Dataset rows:
***

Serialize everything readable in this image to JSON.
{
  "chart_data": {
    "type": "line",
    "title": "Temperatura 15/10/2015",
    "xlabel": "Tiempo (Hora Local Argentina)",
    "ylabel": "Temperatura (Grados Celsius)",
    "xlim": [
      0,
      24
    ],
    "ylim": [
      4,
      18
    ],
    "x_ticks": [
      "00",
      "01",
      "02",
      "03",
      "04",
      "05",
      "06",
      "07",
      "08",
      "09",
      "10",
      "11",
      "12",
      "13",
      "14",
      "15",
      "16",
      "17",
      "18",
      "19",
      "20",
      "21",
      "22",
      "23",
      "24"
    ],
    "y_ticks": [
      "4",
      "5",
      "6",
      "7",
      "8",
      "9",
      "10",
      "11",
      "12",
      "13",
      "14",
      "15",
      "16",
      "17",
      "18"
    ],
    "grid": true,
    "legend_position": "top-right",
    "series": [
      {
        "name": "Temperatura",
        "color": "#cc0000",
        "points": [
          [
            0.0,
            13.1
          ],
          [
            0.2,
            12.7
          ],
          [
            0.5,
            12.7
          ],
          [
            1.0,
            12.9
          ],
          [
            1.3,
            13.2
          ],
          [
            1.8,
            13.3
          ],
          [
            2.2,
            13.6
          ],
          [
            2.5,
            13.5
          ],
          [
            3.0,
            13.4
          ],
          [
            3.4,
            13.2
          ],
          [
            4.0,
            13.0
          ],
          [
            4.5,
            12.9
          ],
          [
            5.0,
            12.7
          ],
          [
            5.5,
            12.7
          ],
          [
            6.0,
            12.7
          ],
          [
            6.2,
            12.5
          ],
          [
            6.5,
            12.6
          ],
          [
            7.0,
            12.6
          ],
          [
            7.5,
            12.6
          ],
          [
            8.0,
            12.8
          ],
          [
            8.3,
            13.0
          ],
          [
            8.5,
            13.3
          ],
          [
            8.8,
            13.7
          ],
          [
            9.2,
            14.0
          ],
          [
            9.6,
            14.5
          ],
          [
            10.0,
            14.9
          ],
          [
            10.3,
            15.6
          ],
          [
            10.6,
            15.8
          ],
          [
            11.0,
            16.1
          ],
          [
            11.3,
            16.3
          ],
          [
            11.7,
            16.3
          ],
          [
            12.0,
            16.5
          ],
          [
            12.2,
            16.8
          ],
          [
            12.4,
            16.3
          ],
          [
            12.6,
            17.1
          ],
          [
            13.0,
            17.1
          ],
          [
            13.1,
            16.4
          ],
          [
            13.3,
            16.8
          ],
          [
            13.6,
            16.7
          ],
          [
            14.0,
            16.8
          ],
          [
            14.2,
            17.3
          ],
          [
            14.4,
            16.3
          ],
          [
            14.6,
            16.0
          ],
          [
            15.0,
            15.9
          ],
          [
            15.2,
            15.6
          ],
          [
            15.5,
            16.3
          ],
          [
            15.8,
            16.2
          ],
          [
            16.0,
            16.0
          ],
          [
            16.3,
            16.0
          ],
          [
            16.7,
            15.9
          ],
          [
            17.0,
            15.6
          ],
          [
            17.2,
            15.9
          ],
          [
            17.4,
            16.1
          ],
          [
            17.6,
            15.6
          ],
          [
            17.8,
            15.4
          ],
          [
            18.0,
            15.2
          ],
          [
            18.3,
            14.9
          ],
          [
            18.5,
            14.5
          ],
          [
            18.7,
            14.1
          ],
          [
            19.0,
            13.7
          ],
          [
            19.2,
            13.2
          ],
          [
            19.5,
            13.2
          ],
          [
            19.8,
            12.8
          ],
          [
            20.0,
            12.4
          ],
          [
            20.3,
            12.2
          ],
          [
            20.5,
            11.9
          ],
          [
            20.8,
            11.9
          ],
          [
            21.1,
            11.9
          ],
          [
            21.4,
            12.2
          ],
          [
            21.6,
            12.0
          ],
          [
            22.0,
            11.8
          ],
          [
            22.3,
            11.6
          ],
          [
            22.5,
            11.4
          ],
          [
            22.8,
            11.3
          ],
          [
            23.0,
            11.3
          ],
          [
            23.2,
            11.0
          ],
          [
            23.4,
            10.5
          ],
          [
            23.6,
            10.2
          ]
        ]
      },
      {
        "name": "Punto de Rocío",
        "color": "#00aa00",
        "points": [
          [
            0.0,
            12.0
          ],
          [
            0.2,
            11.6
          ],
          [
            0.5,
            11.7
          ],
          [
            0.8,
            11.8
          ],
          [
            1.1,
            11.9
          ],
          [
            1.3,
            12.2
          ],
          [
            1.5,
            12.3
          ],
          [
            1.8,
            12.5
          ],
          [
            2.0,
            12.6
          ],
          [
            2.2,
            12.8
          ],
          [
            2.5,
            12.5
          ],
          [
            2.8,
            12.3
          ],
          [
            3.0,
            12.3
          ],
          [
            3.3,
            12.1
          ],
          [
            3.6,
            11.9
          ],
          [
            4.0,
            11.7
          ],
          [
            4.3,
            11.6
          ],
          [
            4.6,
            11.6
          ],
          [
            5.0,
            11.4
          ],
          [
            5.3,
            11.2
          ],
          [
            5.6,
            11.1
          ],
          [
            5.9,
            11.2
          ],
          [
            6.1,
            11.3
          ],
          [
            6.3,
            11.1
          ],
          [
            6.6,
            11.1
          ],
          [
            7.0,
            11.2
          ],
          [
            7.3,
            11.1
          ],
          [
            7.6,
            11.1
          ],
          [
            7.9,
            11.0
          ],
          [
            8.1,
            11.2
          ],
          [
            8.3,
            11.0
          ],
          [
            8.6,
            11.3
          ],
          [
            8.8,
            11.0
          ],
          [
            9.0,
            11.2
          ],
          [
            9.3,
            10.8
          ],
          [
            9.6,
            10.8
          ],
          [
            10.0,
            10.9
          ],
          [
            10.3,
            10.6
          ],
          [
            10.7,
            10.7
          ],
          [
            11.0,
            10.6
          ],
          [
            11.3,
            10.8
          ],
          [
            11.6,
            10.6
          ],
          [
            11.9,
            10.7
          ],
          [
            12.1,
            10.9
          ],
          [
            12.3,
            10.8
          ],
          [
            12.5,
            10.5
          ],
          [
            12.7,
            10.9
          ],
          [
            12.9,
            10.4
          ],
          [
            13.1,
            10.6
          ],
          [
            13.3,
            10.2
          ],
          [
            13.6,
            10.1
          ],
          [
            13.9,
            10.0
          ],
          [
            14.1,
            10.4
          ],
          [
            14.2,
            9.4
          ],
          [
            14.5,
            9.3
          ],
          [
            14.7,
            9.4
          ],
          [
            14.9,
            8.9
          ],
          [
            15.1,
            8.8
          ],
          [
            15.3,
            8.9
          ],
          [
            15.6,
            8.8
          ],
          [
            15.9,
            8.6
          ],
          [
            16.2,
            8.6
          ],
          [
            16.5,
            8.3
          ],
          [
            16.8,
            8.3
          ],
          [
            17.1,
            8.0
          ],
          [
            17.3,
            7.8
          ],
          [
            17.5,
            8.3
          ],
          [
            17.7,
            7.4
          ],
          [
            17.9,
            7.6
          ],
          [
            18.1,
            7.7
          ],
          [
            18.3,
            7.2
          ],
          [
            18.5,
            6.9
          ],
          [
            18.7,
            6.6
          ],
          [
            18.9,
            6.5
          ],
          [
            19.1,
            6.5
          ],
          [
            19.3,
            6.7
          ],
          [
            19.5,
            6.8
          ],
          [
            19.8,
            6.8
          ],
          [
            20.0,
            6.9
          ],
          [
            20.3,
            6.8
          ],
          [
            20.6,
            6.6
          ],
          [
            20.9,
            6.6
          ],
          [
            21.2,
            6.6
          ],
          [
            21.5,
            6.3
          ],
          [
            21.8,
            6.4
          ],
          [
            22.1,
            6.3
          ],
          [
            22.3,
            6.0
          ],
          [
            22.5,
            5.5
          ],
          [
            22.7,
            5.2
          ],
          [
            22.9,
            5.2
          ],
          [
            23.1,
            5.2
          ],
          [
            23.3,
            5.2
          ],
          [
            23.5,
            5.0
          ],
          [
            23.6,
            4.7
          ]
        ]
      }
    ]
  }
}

***

- Given request -
Lines containing the string "Temperatura" are to be selected and copied.

- Exercise solution -
    "title": "Temperatura 15/10/2015",
    "ylabel": "Temperatura (Grados Celsius)",
        "name": "Temperatura",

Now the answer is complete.